Scan the listing below and copy every line holding "JSON".

::: Data rows :::

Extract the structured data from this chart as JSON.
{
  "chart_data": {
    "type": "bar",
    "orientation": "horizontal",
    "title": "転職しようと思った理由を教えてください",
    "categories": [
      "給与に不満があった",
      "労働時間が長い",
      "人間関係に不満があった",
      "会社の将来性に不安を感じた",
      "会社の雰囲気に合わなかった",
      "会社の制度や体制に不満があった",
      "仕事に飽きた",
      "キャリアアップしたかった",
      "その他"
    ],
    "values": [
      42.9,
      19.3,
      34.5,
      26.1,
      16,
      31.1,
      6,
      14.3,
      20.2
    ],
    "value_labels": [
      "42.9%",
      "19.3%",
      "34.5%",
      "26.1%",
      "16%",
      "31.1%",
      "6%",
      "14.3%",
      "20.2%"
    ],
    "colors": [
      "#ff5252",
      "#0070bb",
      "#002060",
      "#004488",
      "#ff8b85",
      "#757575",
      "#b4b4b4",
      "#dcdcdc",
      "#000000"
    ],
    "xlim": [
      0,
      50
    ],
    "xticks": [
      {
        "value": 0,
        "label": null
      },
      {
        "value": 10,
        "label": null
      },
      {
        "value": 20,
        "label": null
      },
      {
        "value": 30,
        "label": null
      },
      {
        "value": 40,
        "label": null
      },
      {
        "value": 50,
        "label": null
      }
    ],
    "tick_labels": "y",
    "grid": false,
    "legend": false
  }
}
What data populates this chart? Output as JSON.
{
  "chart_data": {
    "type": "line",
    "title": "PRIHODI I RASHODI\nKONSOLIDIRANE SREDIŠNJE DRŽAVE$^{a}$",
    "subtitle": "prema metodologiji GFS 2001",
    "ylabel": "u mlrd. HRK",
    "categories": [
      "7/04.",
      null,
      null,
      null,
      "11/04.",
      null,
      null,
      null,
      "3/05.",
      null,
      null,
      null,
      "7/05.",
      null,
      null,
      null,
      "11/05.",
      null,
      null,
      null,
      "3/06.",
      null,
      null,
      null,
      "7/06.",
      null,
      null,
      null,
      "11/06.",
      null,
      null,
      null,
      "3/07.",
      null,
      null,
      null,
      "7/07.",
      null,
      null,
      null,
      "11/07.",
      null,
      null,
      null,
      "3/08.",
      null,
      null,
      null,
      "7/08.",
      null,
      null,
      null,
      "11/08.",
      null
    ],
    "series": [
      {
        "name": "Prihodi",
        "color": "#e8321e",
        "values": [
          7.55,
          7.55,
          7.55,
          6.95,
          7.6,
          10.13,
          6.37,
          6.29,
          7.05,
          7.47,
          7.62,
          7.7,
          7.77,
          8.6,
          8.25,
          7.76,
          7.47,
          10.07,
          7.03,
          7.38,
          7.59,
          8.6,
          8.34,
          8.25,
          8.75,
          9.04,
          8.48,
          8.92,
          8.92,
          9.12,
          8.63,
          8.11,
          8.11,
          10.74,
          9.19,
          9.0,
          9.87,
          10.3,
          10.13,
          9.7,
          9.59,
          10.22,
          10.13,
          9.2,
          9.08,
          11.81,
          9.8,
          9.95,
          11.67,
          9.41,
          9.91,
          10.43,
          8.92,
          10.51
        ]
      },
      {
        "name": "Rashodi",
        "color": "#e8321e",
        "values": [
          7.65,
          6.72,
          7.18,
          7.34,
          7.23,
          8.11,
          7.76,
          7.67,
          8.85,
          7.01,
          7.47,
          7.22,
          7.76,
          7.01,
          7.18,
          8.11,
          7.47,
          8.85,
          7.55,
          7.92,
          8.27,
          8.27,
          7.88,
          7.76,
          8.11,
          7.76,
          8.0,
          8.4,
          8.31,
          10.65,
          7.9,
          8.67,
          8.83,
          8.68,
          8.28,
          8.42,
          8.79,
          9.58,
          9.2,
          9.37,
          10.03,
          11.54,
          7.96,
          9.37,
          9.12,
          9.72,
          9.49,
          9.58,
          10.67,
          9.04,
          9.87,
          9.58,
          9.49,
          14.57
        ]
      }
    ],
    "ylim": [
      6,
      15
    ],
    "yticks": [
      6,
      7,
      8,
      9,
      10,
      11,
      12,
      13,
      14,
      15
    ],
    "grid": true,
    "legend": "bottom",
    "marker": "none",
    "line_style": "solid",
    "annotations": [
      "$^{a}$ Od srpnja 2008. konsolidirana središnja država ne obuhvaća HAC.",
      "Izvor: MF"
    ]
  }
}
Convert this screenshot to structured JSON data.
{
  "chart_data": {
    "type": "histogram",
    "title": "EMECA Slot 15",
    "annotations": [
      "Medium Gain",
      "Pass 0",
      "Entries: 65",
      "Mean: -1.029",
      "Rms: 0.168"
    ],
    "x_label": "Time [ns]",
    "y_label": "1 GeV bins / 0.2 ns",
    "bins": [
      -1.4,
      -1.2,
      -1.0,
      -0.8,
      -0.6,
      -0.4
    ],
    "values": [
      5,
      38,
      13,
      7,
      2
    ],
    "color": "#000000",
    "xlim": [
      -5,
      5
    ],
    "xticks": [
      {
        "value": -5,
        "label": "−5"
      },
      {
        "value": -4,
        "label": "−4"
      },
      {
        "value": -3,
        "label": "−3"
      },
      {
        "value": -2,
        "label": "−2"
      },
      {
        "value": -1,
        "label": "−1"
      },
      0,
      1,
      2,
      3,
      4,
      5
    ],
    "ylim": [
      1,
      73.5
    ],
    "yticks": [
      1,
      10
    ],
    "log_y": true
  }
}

:::

## Task response
Extract the structured data from this chart as JSON.
What data populates this chart? Output as JSON.
Convert this screenshot to structured JSON data.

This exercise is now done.